## BEGIN
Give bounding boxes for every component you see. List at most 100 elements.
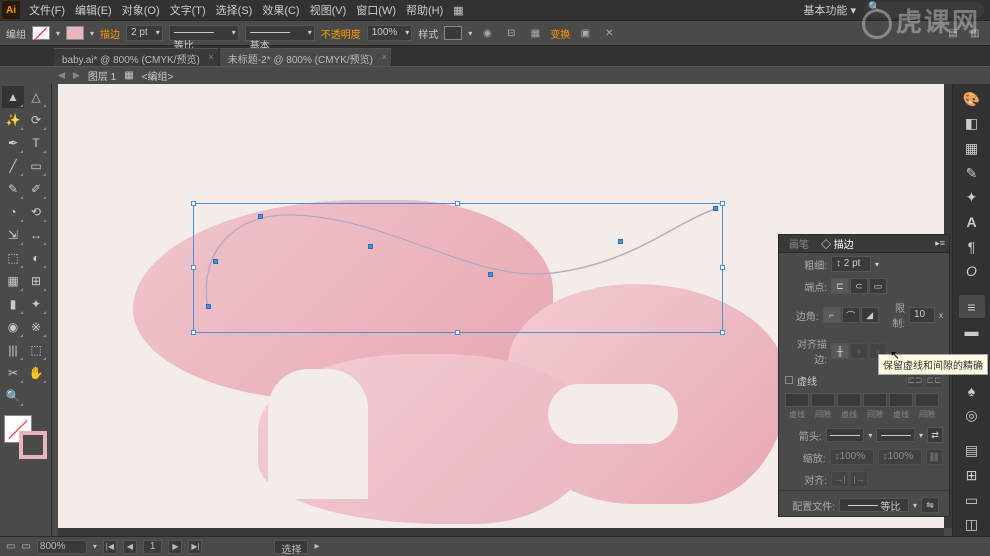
eraser-tool[interactable]: ◔ [2,201,24,223]
mesh-tool[interactable]: ⊞ [25,270,47,292]
breadcrumb-group[interactable]: <编组> [142,68,174,83]
menu-select[interactable]: 选择(S) [211,2,258,18]
selection-tool[interactable]: ▲ [2,86,24,108]
weight-field[interactable]: ↕ 2 pt [831,256,871,272]
close-icon[interactable]: × [209,52,214,62]
artboard-tool[interactable]: ⬚ [25,339,47,361]
cap-round-button[interactable]: ⊂ [850,278,868,294]
align-inside-button[interactable]: ▫ [850,343,868,359]
swap-arrows-button[interactable]: ⇄ [927,427,943,443]
resize-handle[interactable] [720,201,725,206]
menu-type[interactable]: 文字(T) [165,2,211,18]
layers-icon[interactable]: ▤ [959,440,985,463]
workspace-switcher[interactable]: 基本功能 ▾ [803,2,856,18]
style-swatch[interactable] [444,26,462,40]
brush-dropdown[interactable]: 基本 [245,25,315,41]
align2-icon[interactable]: ▦ [526,24,544,42]
forward-icon[interactable]: ▶ [73,70,80,81]
magic-wand-tool[interactable]: ✨ [2,109,24,131]
resize-handle[interactable] [191,330,196,335]
link-scale-button[interactable]: ⛓ [926,449,943,465]
transform-icon[interactable]: ▭ [959,489,985,512]
profile-dropdown[interactable]: 等比 [839,498,909,512]
arrow-end-dropdown[interactable] [876,428,915,442]
appearance-icon[interactable]: ♠ [959,380,985,403]
panel-tab-brushes[interactable]: 画笔 [783,236,815,251]
document-tab-1[interactable]: baby.ai* @ 800% (CMYK/预览)× [54,48,218,66]
isolate-icon[interactable]: ▣ [576,24,594,42]
graphic-styles-icon[interactable]: ◎ [959,404,985,427]
arrow-start-dropdown[interactable] [826,428,865,442]
resize-handle[interactable] [455,330,460,335]
menu-view[interactable]: 视图(V) [305,2,352,18]
back-icon[interactable]: ◀ [58,70,65,81]
swatches-icon[interactable]: ▦ [959,137,985,160]
type-tool[interactable]: T [25,132,47,154]
artboard-number[interactable]: 1 [143,540,163,554]
paintbrush-tool[interactable]: ✎ [2,178,24,200]
resize-handle[interactable] [720,330,725,335]
menu-window[interactable]: 窗口(W) [351,2,401,18]
prev-artboard-button[interactable]: ◀ [123,540,137,554]
symbol-sprayer-tool[interactable]: ※ [25,316,47,338]
direct-selection-tool[interactable]: △ [25,86,47,108]
menu-file[interactable]: 文件(F) [24,2,70,18]
x-icon[interactable]: ✕ [600,24,618,42]
resize-handle[interactable] [191,201,196,206]
stroke-panel-icon[interactable]: ≡ [959,295,985,318]
resize-handle[interactable] [191,265,196,270]
panel-menu-icon[interactable]: ▸≡ [935,238,945,249]
menu-br-icon[interactable]: ▦ [448,4,468,17]
line-tool[interactable]: ╱ [2,155,24,177]
menu-effect[interactable]: 效果(C) [257,2,304,18]
limit-field[interactable]: 10 [909,307,935,323]
gap-field[interactable] [863,393,887,407]
arrow-scale-start[interactable]: ↕100% [830,449,874,465]
recolor-icon[interactable]: ◉ [478,24,496,42]
slice-tool[interactable]: ✂ [2,362,24,384]
width-profile-dropdown[interactable]: 等比 [169,25,239,41]
arrow-align-end-button[interactable]: |→ [850,471,868,487]
next-artboard-button[interactable]: ▶ [168,540,182,554]
stroke-swatch[interactable] [66,26,84,40]
scale-tool[interactable]: ⇲ [2,224,24,246]
rotate-tool[interactable]: ⟲ [25,201,47,223]
eyedropper-tool[interactable]: ✦ [25,293,47,315]
arrow-scale-end[interactable]: ↕100% [878,449,922,465]
gap-field[interactable] [811,393,835,407]
fill-stroke-indicator[interactable] [2,413,49,461]
gradient-tool[interactable]: ▮ [2,293,24,315]
flip-profile-button[interactable]: ⇋ [921,497,939,513]
corner-bevel-button[interactable]: ◢ [861,307,879,323]
corner-miter-button[interactable]: ⌐ [823,307,841,323]
stroke-weight-dropdown[interactable]: 2 pt [126,25,163,41]
search-input[interactable] [864,2,984,18]
pathfinder-icon[interactable]: ◫ [959,513,985,536]
opacity-dropdown[interactable]: 100% [367,25,413,41]
status-dropdown-icon[interactable]: ▸ [314,541,319,552]
align-panel-icon[interactable]: ⊞ [959,464,985,487]
stroke-indicator[interactable] [19,431,47,459]
dash-field[interactable] [889,393,913,407]
horizontal-scrollbar[interactable] [58,528,944,536]
breadcrumb-layer[interactable]: 图层 1 [88,68,116,83]
zoom-level[interactable]: 800% [37,540,87,554]
color-guide-icon[interactable]: ◧ [959,113,985,136]
dash-field[interactable] [785,393,809,407]
cap-butt-button[interactable]: ⊏ [831,278,849,294]
type-panel-icon[interactable]: A [959,211,985,234]
document-tab-2[interactable]: 未标题-2* @ 800% (CMYK/预览)× [220,48,391,66]
rectangle-tool[interactable]: ▭ [25,155,47,177]
opentype-icon[interactable]: O [959,260,985,283]
resize-handle[interactable] [455,201,460,206]
first-artboard-button[interactable]: |◀ [103,540,117,554]
gradient-panel-icon[interactable]: ▬ [959,320,985,343]
gap-field[interactable] [915,393,939,407]
menu-object[interactable]: 对象(O) [117,2,165,18]
hand-tool[interactable]: ✋ [25,362,47,384]
dash-field[interactable] [837,393,861,407]
dashed-checkbox[interactable] [785,376,793,384]
pencil-tool[interactable]: ✐ [25,178,47,200]
color-panel-icon[interactable]: 🎨 [959,88,985,111]
last-artboard-button[interactable]: ▶| [188,540,202,554]
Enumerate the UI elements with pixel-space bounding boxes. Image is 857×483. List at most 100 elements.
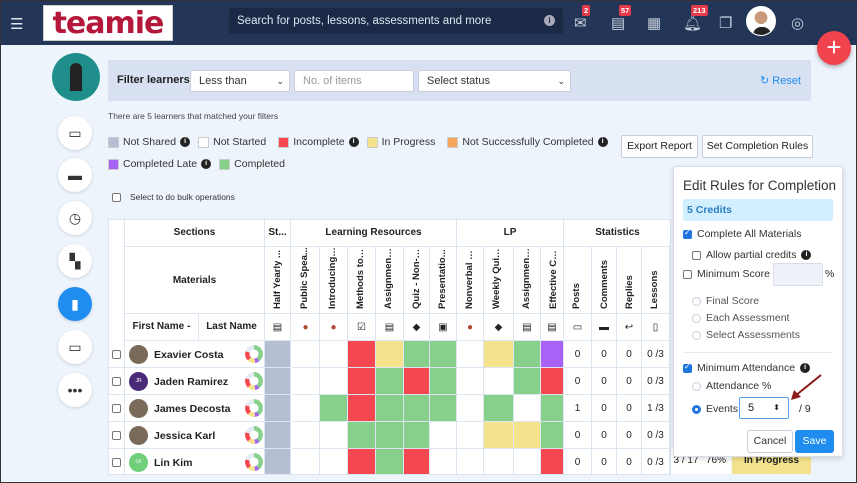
sidebar-analytics-icon[interactable]: ▮ [58, 287, 92, 321]
status-cell-w[interactable] [320, 368, 348, 395]
complete-all-checkbox[interactable] [683, 228, 692, 239]
status-cell-grey[interactable] [265, 341, 291, 368]
material-column-header[interactable]: Public Spea... [292, 247, 320, 314]
material-column-header[interactable]: Effective Co... [541, 247, 564, 314]
status-cell-grn[interactable] [404, 341, 430, 368]
status-cell-red[interactable] [348, 341, 376, 368]
status-cell-grn[interactable] [404, 422, 430, 449]
status-cell-w[interactable] [320, 341, 348, 368]
learner-name[interactable]: Lin Kim [154, 457, 193, 469]
status-cell-grn[interactable] [404, 395, 430, 422]
sort-icon[interactable]: - [187, 321, 190, 332]
set-completion-rules-button[interactable]: Set Completion Rules [702, 135, 813, 158]
events-radio[interactable] [692, 404, 701, 414]
status-cell-w[interactable] [484, 368, 514, 395]
status-cell-grey[interactable] [265, 449, 291, 474]
status-cell-w[interactable] [430, 422, 457, 449]
status-cell-red[interactable] [541, 368, 564, 395]
bulk-checkbox[interactable] [112, 192, 121, 202]
comparator-select[interactable]: Less than ⌄ [190, 70, 290, 92]
status-cell-red[interactable] [348, 368, 376, 395]
min-score-option[interactable]: Minimum Score [683, 268, 770, 280]
status-cell-grey[interactable] [265, 395, 291, 422]
sidebar-calendar-icon[interactable]: ◷ [58, 201, 92, 235]
status-cell-grn[interactable] [320, 395, 348, 422]
final-score-option[interactable]: Final Score [692, 295, 759, 307]
min-attendance-checkbox[interactable] [683, 362, 692, 373]
learner-name[interactable]: Jaden Ramirez [154, 376, 228, 388]
status-cell-w[interactable] [457, 449, 484, 474]
status-cell-grn[interactable] [430, 341, 457, 368]
info-icon[interactable]: i [180, 137, 191, 147]
status-cell-w[interactable] [292, 422, 320, 449]
status-cell-w[interactable] [457, 368, 484, 395]
status-cell-grn[interactable] [430, 395, 457, 422]
search-input[interactable]: Search for posts, lessons, assessments a… [229, 8, 563, 34]
logo[interactable]: teamie [43, 5, 173, 41]
min-score-input[interactable] [773, 263, 823, 286]
final-score-radio[interactable] [692, 296, 701, 306]
row-checkbox[interactable] [112, 404, 121, 413]
status-cell-grn[interactable] [348, 422, 376, 449]
first-name-header[interactable]: First Name - [125, 314, 199, 341]
complete-all-option[interactable]: Complete All Materials [683, 228, 801, 240]
status-cell-red[interactable] [404, 449, 430, 474]
messages-icon[interactable]: ✉ 2 [574, 5, 591, 32]
attendance-percent-option[interactable]: Attendance % [692, 380, 771, 392]
status-cell-red[interactable] [348, 395, 376, 422]
status-cell-w[interactable] [457, 341, 484, 368]
items-input[interactable]: No. of items [294, 70, 414, 92]
status-cell-grn[interactable] [376, 422, 404, 449]
partial-credits-checkbox[interactable] [692, 250, 701, 260]
bulk-select[interactable]: Select to do bulk operations [112, 192, 235, 202]
status-cell-red[interactable] [404, 368, 430, 395]
status-cell-grn[interactable] [376, 449, 404, 474]
reset-button[interactable]: ↻ Reset [760, 74, 801, 87]
min-score-checkbox[interactable] [683, 269, 692, 279]
learner-name[interactable]: James Decosta [154, 403, 230, 415]
events-stepper[interactable]: 5 ⬍ [739, 397, 789, 419]
partial-credits-option[interactable]: Allow partial credits i [692, 249, 815, 261]
posts-icon[interactable]: ▤ 57 [611, 5, 632, 32]
user-avatar[interactable] [746, 6, 776, 36]
info-icon[interactable]: i [801, 250, 812, 260]
status-cell-w[interactable] [457, 395, 484, 422]
events-option[interactable]: Events [692, 403, 738, 415]
status-cell-grn[interactable] [541, 422, 564, 449]
status-cell-w[interactable] [484, 449, 514, 474]
bell-icon[interactable]: 🔔︎ 213 [683, 5, 708, 32]
status-cell-w[interactable] [514, 449, 541, 474]
sidebar-screen-icon[interactable]: ▭ [58, 330, 92, 364]
info-icon[interactable]: i [544, 15, 555, 26]
status-cell-w[interactable] [430, 449, 457, 474]
material-column-header[interactable]: Introducing ... [320, 247, 348, 314]
row-checkbox[interactable] [112, 458, 121, 467]
each-assessment-radio[interactable] [692, 313, 701, 323]
add-button[interactable]: + [817, 31, 851, 65]
status-cell-w[interactable] [320, 449, 348, 474]
cancel-button[interactable]: Cancel [747, 430, 793, 453]
row-checkbox[interactable] [112, 377, 121, 386]
status-cell-red[interactable] [541, 449, 564, 474]
status-cell-yel[interactable] [514, 422, 541, 449]
status-cell-grn[interactable] [514, 341, 541, 368]
info-icon[interactable]: i [597, 137, 608, 147]
export-report-button[interactable]: Export Report [621, 135, 698, 158]
stepper-arrows-icon[interactable]: ⬍ [773, 398, 780, 418]
status-cell-w[interactable] [320, 422, 348, 449]
material-column-header[interactable]: Assignment ... [514, 247, 541, 314]
material-column-header[interactable]: Assignment ... [376, 247, 404, 314]
material-column-header[interactable]: Nonverbal C... [457, 247, 484, 314]
status-cell-red[interactable] [348, 449, 376, 474]
sidebar-posts-icon[interactable]: ▭ [58, 116, 92, 150]
status-cell-grn[interactable] [376, 395, 404, 422]
status-select[interactable]: Select status ⌄ [418, 70, 571, 92]
learner-name[interactable]: Exavier Costa [154, 349, 223, 361]
status-cell-yel[interactable] [484, 422, 514, 449]
sidebar-dashboard-icon[interactable]: ▚ [58, 244, 92, 278]
row-checkbox[interactable] [112, 431, 121, 440]
status-cell-grn[interactable] [484, 395, 514, 422]
status-cell-grn[interactable] [541, 395, 564, 422]
status-cell-grn[interactable] [514, 368, 541, 395]
status-cell-grey[interactable] [265, 422, 291, 449]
## END
**What needs to be done**
Retype the stretch of the data from the line that contains "eraser-tool[interactable]: ◔ [2,201,24,223]" through the line that contains "swap-arrows-button[interactable]: ⇄ [927,427,943,443]", keeping every character as it appears.

**Final result**
eraser-tool[interactable]: ◔ [2,201,24,223]
mesh-tool[interactable]: ⊞ [25,270,47,292]
breadcrumb-group[interactable]: <编组> [142,68,174,83]
menu-select[interactable]: 选择(S) [211,2,258,18]
selection-tool[interactable]: ▲ [2,86,24,108]
weight-field[interactable]: ↕ 2 pt [831,256,871,272]
close-icon[interactable]: × [209,52,214,62]
artboard-tool[interactable]: ⬚ [25,339,47,361]
cap-round-button[interactable]: ⊂ [850,278,868,294]
align-inside-button[interactable]: ▫ [850,343,868,359]
swap-arrows-button[interactable]: ⇄ [927,427,943,443]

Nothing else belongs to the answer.